Exercise brief: Print out the material that follows word for word.

Listed entries:
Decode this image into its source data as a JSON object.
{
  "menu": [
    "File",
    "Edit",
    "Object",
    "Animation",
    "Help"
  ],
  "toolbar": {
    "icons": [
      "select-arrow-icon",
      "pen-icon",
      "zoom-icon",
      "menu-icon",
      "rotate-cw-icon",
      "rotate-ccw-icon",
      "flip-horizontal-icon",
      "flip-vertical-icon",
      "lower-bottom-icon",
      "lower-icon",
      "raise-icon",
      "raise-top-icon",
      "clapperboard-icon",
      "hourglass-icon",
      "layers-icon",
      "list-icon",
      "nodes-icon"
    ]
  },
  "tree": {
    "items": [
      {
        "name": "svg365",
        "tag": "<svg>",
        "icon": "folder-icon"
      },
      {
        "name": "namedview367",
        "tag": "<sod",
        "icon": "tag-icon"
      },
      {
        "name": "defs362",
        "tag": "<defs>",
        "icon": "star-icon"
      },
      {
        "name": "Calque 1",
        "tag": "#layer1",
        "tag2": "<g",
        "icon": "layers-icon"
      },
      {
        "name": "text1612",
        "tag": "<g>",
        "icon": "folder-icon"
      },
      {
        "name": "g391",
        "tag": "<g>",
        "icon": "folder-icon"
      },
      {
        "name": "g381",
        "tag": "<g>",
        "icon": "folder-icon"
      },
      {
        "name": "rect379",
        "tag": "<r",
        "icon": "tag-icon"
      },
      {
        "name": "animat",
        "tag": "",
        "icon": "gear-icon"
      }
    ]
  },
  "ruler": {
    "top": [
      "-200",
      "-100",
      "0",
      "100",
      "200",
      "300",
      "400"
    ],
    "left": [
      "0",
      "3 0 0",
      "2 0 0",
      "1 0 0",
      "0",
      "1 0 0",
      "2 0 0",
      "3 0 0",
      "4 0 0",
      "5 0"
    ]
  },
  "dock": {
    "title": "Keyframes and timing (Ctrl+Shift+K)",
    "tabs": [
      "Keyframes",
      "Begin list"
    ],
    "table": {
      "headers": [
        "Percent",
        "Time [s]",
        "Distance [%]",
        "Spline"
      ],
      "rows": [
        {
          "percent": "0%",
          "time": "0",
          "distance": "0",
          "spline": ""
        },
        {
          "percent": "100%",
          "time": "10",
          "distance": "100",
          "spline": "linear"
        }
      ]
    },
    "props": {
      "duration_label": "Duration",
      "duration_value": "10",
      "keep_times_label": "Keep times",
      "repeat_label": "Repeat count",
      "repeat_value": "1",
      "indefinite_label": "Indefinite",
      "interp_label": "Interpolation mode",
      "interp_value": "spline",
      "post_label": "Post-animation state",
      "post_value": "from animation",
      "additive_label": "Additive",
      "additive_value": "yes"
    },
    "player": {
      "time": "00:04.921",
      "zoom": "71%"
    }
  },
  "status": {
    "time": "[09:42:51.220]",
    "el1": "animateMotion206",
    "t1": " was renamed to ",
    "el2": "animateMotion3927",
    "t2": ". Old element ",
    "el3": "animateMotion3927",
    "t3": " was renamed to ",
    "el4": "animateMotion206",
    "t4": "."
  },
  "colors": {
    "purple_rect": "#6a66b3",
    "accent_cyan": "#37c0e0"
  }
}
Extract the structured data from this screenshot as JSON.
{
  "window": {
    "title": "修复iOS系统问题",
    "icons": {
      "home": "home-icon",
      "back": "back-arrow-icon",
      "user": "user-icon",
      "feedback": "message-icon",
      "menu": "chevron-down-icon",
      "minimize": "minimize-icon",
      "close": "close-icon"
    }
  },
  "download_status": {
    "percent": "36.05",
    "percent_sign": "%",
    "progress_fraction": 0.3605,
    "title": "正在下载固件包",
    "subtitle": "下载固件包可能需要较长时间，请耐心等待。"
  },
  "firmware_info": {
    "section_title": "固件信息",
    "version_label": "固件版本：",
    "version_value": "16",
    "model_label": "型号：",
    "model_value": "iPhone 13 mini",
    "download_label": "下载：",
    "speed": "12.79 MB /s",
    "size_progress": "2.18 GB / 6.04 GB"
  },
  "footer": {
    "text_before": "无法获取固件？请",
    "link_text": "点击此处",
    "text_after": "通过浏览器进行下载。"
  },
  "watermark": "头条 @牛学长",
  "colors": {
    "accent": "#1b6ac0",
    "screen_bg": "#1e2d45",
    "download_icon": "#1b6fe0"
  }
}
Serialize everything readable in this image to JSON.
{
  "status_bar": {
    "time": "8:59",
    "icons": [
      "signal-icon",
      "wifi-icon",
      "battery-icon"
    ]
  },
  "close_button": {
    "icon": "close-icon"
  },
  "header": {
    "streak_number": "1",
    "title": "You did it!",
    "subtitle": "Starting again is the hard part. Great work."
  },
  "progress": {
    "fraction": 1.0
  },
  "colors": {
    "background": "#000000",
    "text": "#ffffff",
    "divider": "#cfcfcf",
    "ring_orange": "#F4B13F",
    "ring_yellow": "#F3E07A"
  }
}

Full answer:
Decode this image into its source data as a JSON object.
{
  "menu": [
    "File",
    "Edit",
    "Object",
    "Animation",
    "Help"
  ],
  "toolbar": {
    "icons": [
      "select-arrow-icon",
      "pen-icon",
      "zoom-icon",
      "menu-icon",
      "rotate-cw-icon",
      "rotate-ccw-icon",
      "flip-horizontal-icon",
      "flip-vertical-icon",
      "lower-bottom-icon",
      "lower-icon",
      "raise-icon",
      "raise-top-icon",
      "clapperboard-icon",
      "hourglass-icon",
      "layers-icon",
      "list-icon",
      "nodes-icon"
    ]
  },
  "tree": {
    "items": [
      {
        "name": "svg365",
        "tag": "<svg>",
        "icon": "folder-icon"
      },
      {
        "name": "namedview367",
        "tag": "<sod",
        "icon": "tag-icon"
      },
      {
        "name": "defs362",
        "tag": "<defs>",
        "icon": "star-icon"
      },
      {
        "name": "Calque 1",
        "tag": "#layer1",
        "tag2": "<g",
        "icon": "layers-icon"
      },
      {
        "name": "text1612",
        "tag": "<g>",
        "icon": "folder-icon"
      },
      {
        "name": "g391",
        "tag": "<g>",
        "icon": "folder-icon"
      },
      {
        "name": "g381",
        "tag": "<g>",
        "icon": "folder-icon"
      },
      {
        "name": "rect379",
        "tag": "<r",
        "icon": "tag-icon"
      },
      {
        "name": "animat",
        "tag": "",
        "icon": "gear-icon"
      }
    ]
  },
  "ruler": {
    "top": [
      "-200",
      "-100",
      "0",
      "100",
      "200",
      "300",
      "400"
    ],
    "left": [
      "0",
      "3 0 0",
      "2 0 0",
      "1 0 0",
      "0",
      "1 0 0",
      "2 0 0",
      "3 0 0",
      "4 0 0",
      "5 0"
    ]
  },
  "dock": {
    "title": "Keyframes and timing (Ctrl+Shift+K)",
    "tabs": [
      "Keyframes",
      "Begin list"
    ],
    "table": {
      "headers": [
        "Percent",
        "Time [s]",
        "Distance [%]",
        "Spline"
      ],
      "rows": [
        {
          "percent": "0%",
          "time": "0",
          "distance": "0",
          "spline": ""
        },
        {
          "percent": "100%",
          "time": "10",
          "distance": "100",
          "spline": "linear"
        }
      ]
    },
    "props": {
      "duration_label": "Duration",
      "duration_value": "10",
      "keep_times_label": "Keep times",
      "repeat_label": "Repeat count",
      "repeat_value": "1",
      "indefinite_label": "Indefinite",
      "interp_label": "Interpolation mode",
      "interp_value": "spline",
      "post_label": "Post-animation state",
      "post_value": "from animation",
      "additive_label": "Additive",
      "additive_value": "yes"
    },
    "player": {
      "time": "00:04.921",
      "zoom": "71%"
    }
  },
  "status": {
    "time": "[09:42:51.220]",
    "el1": "animateMotion206",
    "t1": " was renamed to ",
    "el2": "animateMotion3927",
    "t2": ". Old element ",
    "el3": "animateMotion3927",
    "t3": " was renamed to ",
    "el4": "animateMotion206",
    "t4": "."
  },
  "colors": {
    "purple_rect": "#6a66b3",
    "accent_cyan": "#37c0e0"
  }
}
Extract the structured data from this screenshot as JSON.
{
  "window": {
    "title": "修复iOS系统问题",
    "icons": {
      "home": "home-icon",
      "back": "back-arrow-icon",
      "user": "user-icon",
      "feedback": "message-icon",
      "menu": "chevron-down-icon",
      "minimize": "minimize-icon",
      "close": "close-icon"
    }
  },
  "download_status": {
    "percent": "36.05",
    "percent_sign": "%",
    "progress_fraction": 0.3605,
    "title": "正在下载固件包",
    "subtitle": "下载固件包可能需要较长时间，请耐心等待。"
  },
  "firmware_info": {
    "section_title": "固件信息",
    "version_label": "固件版本：",
    "version_value": "16",
    "model_label": "型号：",
    "model_value": "iPhone 13 mini",
    "download_label": "下载：",
    "speed": "12.79 MB /s",
    "size_progress": "2.18 GB / 6.04 GB"
  },
  "footer": {
    "text_before": "无法获取固件？请",
    "link_text": "点击此处",
    "text_after": "通过浏览器进行下载。"
  },
  "watermark": "头条 @牛学长",
  "colors": {
    "accent": "#1b6ac0",
    "screen_bg": "#1e2d45",
    "download_icon": "#1b6fe0"
  }
}
Serialize everything readable in this image to JSON.
{
  "status_bar": {
    "time": "8:59",
    "icons": [
      "signal-icon",
      "wifi-icon",
      "battery-icon"
    ]
  },
  "close_button": {
    "icon": "close-icon"
  },
  "header": {
    "streak_number": "1",
    "title": "You did it!",
    "subtitle": "Starting again is the hard part. Great work."
  },
  "progress": {
    "fraction": 1.0
  },
  "colors": {
    "background": "#000000",
    "text": "#ffffff",
    "divider": "#cfcfcf",
    "ring_orange": "#F4B13F",
    "ring_yellow": "#F3E07A"
  }
}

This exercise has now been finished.